Copy, from the entries below, each line in which the string "Times" appears.

Available data
· · · · · · ·
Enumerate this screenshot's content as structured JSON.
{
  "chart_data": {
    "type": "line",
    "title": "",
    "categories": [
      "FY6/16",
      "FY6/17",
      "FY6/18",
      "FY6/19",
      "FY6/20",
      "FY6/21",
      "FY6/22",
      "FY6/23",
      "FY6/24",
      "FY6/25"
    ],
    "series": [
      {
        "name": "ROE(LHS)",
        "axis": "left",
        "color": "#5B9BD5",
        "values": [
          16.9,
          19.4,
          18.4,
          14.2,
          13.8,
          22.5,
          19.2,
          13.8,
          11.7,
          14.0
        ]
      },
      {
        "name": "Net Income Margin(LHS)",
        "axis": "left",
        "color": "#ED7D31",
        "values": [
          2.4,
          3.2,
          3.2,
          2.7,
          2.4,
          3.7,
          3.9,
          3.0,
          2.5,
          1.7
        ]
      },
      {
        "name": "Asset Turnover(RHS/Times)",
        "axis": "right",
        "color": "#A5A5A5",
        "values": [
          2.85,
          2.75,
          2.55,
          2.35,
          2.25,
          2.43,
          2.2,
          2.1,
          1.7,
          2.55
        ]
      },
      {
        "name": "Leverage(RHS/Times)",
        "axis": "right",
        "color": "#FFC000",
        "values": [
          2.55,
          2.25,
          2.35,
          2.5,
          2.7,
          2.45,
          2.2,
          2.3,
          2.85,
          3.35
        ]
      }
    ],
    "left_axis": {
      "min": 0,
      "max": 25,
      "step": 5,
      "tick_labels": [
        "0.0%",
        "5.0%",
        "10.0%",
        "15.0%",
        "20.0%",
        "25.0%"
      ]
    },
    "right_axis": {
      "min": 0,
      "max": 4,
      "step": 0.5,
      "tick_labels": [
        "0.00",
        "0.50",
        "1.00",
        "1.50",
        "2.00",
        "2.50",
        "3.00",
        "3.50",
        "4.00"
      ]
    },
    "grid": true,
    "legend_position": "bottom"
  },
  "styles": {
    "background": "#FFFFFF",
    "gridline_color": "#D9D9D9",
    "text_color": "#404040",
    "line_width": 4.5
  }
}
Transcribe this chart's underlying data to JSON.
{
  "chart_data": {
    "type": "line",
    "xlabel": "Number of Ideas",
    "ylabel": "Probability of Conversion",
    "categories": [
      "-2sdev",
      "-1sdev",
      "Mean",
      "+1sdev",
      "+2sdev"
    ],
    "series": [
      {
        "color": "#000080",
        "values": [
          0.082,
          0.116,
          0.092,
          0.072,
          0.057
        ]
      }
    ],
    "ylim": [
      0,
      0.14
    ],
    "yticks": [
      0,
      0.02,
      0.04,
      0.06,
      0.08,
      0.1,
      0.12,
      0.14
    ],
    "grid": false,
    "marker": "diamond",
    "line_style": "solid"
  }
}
· · · · · · ·
Result
        "name": "Asset Turnover(RHS/Times)",
        "name": "Leverage(RHS/Times)",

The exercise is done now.